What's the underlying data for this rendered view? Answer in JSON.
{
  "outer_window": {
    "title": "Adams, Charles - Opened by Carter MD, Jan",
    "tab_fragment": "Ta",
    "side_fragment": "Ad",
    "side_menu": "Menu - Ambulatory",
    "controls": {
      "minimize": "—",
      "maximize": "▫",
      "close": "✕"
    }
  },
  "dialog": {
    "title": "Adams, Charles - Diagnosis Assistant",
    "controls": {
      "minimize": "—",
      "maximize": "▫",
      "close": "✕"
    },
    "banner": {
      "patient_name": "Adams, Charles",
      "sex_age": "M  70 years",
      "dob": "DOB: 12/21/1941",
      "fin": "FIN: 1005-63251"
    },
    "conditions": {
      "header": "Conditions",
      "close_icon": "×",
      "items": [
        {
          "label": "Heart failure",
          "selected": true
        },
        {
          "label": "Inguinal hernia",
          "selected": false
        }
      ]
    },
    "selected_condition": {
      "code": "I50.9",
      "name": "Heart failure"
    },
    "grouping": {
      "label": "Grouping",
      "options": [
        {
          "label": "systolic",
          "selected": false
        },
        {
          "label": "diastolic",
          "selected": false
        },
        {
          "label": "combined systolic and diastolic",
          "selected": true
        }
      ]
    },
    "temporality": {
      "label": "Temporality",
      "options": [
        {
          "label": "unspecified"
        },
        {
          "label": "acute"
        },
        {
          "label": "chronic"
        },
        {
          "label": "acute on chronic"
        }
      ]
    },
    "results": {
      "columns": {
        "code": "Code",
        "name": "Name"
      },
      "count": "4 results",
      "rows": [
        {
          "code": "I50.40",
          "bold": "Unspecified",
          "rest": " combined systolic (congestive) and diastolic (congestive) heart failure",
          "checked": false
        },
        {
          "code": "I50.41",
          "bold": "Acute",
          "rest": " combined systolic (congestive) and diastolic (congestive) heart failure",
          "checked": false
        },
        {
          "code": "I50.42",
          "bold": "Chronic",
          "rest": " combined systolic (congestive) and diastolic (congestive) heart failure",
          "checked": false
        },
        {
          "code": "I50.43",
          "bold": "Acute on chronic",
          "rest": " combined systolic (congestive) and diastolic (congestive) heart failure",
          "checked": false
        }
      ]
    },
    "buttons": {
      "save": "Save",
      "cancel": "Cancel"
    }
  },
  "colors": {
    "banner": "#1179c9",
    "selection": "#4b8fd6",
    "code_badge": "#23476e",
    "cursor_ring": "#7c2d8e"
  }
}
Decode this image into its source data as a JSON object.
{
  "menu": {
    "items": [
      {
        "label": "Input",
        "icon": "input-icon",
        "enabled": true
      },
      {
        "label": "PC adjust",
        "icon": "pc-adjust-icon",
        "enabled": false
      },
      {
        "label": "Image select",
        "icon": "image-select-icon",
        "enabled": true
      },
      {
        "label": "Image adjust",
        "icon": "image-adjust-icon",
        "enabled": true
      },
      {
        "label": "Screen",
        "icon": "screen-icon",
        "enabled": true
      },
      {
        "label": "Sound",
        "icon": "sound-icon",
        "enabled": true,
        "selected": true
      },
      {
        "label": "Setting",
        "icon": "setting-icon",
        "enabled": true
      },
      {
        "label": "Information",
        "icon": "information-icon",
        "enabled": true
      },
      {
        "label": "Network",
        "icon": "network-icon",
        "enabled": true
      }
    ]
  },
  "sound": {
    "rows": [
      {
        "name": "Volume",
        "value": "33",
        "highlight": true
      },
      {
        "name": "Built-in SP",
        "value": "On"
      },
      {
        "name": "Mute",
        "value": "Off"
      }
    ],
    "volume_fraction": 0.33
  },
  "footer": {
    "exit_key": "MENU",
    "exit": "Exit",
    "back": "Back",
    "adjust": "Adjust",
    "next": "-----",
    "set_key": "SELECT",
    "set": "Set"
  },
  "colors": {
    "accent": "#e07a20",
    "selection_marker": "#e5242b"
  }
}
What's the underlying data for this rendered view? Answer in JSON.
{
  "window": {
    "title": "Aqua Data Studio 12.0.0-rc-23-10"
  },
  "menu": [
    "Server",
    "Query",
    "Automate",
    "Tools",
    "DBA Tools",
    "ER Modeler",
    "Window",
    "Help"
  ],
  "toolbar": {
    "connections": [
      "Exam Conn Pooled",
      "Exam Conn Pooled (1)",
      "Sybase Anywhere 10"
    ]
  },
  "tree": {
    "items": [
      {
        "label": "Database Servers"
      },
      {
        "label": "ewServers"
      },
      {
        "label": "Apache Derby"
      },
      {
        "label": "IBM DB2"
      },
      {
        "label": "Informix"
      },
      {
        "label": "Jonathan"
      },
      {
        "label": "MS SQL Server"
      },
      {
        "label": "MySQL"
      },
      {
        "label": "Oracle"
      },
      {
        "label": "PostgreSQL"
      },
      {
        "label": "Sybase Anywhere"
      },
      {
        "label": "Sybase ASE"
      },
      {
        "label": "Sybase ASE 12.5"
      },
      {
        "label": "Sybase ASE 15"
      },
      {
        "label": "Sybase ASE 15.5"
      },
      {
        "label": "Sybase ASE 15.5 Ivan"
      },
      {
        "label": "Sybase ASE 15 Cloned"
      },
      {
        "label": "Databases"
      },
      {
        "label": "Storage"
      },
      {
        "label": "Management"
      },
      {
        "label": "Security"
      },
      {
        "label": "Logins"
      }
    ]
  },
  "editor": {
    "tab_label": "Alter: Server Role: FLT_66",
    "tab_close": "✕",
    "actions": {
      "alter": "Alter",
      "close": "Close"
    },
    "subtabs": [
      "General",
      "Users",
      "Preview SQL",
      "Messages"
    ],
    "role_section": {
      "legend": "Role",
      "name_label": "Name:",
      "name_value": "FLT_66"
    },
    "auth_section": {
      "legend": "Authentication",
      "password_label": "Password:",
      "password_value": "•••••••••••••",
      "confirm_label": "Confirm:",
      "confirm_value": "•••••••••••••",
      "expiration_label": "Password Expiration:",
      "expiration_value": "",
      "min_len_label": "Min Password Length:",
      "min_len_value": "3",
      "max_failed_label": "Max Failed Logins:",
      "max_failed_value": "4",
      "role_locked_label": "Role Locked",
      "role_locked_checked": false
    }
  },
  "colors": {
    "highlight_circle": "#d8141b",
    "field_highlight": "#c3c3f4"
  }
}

++++

> _Exercise task_: Transcribe every entry exactly, omitting nothing.

> _Task response_:
What's the underlying data for this rendered view? Answer in JSON.
{
  "outer_window": {
    "title": "Adams, Charles - Opened by Carter MD, Jan",
    "tab_fragment": "Ta",
    "side_fragment": "Ad",
    "side_menu": "Menu - Ambulatory",
    "controls": {
      "minimize": "—",
      "maximize": "▫",
      "close": "✕"
    }
  },
  "dialog": {
    "title": "Adams, Charles - Diagnosis Assistant",
    "controls": {
      "minimize": "—",
      "maximize": "▫",
      "close": "✕"
    },
    "banner": {
      "patient_name": "Adams, Charles",
      "sex_age": "M  70 years",
      "dob": "DOB: 12/21/1941",
      "fin": "FIN: 1005-63251"
    },
    "conditions": {
      "header": "Conditions",
      "close_icon": "×",
      "items": [
        {
          "label": "Heart failure",
          "selected": true
        },
        {
          "label": "Inguinal hernia",
          "selected": false
        }
      ]
    },
    "selected_condition": {
      "code": "I50.9",
      "name": "Heart failure"
    },
    "grouping": {
      "label": "Grouping",
      "options": [
        {
          "label": "systolic",
          "selected": false
        },
        {
          "label": "diastolic",
          "selected": false
        },
        {
          "label": "combined systolic and diastolic",
          "selected": true
        }
      ]
    },
    "temporality": {
      "label": "Temporality",
      "options": [
        {
          "label": "unspecified"
        },
        {
          "label": "acute"
        },
        {
          "label": "chronic"
        },
        {
          "label": "acute on chronic"
        }
      ]
    },
    "results": {
      "columns": {
        "code": "Code",
        "name": "Name"
      },
      "count": "4 results",
      "rows": [
        {
          "code": "I50.40",
          "bold": "Unspecified",
          "rest": " combined systolic (congestive) and diastolic (congestive) heart failure",
          "checked": false
        },
        {
          "code": "I50.41",
          "bold": "Acute",
          "rest": " combined systolic (congestive) and diastolic (congestive) heart failure",
          "checked": false
        },
        {
          "code": "I50.42",
          "bold": "Chronic",
          "rest": " combined systolic (congestive) and diastolic (congestive) heart failure",
          "checked": false
        },
        {
          "code": "I50.43",
          "bold": "Acute on chronic",
          "rest": " combined systolic (congestive) and diastolic (congestive) heart failure",
          "checked": false
        }
      ]
    },
    "buttons": {
      "save": "Save",
      "cancel": "Cancel"
    }
  },
  "colors": {
    "banner": "#1179c9",
    "selection": "#4b8fd6",
    "code_badge": "#23476e",
    "cursor_ring": "#7c2d8e"
  }
}
Decode this image into its source data as a JSON object.
{
  "menu": {
    "items": [
      {
        "label": "Input",
        "icon": "input-icon",
        "enabled": true
      },
      {
        "label": "PC adjust",
        "icon": "pc-adjust-icon",
        "enabled": false
      },
      {
        "label": "Image select",
        "icon": "image-select-icon",
        "enabled": true
      },
      {
        "label": "Image adjust",
        "icon": "image-adjust-icon",
        "enabled": true
      },
      {
        "label": "Screen",
        "icon": "screen-icon",
        "enabled": true
      },
      {
        "label": "Sound",
        "icon": "sound-icon",
        "enabled": true,
        "selected": true
      },
      {
        "label": "Setting",
        "icon": "setting-icon",
        "enabled": true
      },
      {
        "label": "Information",
        "icon": "information-icon",
        "enabled": true
      },
      {
        "label": "Network",
        "icon": "network-icon",
        "enabled": true
      }
    ]
  },
  "sound": {
    "rows": [
      {
        "name": "Volume",
        "value": "33",
        "highlight": true
      },
      {
        "name": "Built-in SP",
        "value": "On"
      },
      {
        "name": "Mute",
        "value": "Off"
      }
    ],
    "volume_fraction": 0.33
  },
  "footer": {
    "exit_key": "MENU",
    "exit": "Exit",
    "back": "Back",
    "adjust": "Adjust",
    "next": "-----",
    "set_key": "SELECT",
    "set": "Set"
  },
  "colors": {
    "accent": "#e07a20",
    "selection_marker": "#e5242b"
  }
}
What's the underlying data for this rendered view? Answer in JSON.
{
  "window": {
    "title": "Aqua Data Studio 12.0.0-rc-23-10"
  },
  "menu": [
    "Server",
    "Query",
    "Automate",
    "Tools",
    "DBA Tools",
    "ER Modeler",
    "Window",
    "Help"
  ],
  "toolbar": {
    "connections": [
      "Exam Conn Pooled",
      "Exam Conn Pooled (1)",
      "Sybase Anywhere 10"
    ]
  },
  "tree": {
    "items": [
      {
        "label": "Database Servers"
      },
      {
        "label": "ewServers"
      },
      {
        "label": "Apache Derby"
      },
      {
        "label": "IBM DB2"
      },
      {
        "label": "Informix"
      },
      {
        "label": "Jonathan"
      },
      {
        "label": "MS SQL Server"
      },
      {
        "label": "MySQL"
      },
      {
        "label": "Oracle"
      },
      {
        "label": "PostgreSQL"
      },
      {
        "label": "Sybase Anywhere"
      },
      {
        "label": "Sybase ASE"
      },
      {
        "label": "Sybase ASE 12.5"
      },
      {
        "label": "Sybase ASE 15"
      },
      {
        "label": "Sybase ASE 15.5"
      },
      {
        "label": "Sybase ASE 15.5 Ivan"
      },
      {
        "label": "Sybase ASE 15 Cloned"
      },
      {
        "label": "Databases"
      },
      {
        "label": "Storage"
      },
      {
        "label": "Management"
      },
      {
        "label": "Security"
      },
      {
        "label": "Logins"
      }
    ]
  },
  "editor": {
    "tab_label": "Alter: Server Role: FLT_66",
    "tab_close": "✕",
    "actions": {
      "alter": "Alter",
      "close": "Close"
    },
    "subtabs": [
      "General",
      "Users",
      "Preview SQL",
      "Messages"
    ],
    "role_section": {
      "legend": "Role",
      "name_label": "Name:",
      "name_value": "FLT_66"
    },
    "auth_section": {
      "legend": "Authentication",
      "password_label": "Password:",
      "password_value": "•••••••••••••",
      "confirm_label": "Confirm:",
      "confirm_value": "•••••••••••••",
      "expiration_label": "Password Expiration:",
      "expiration_value": "",
      "min_len_label": "Min Password Length:",
      "min_len_value": "3",
      "max_failed_label": "Max Failed Logins:",
      "max_failed_value": "4",
      "role_locked_label": "Role Locked",
      "role_locked_checked": false
    }
  },
  "colors": {
    "highlight_circle": "#d8141b",
    "field_highlight": "#c3c3f4"
  }
}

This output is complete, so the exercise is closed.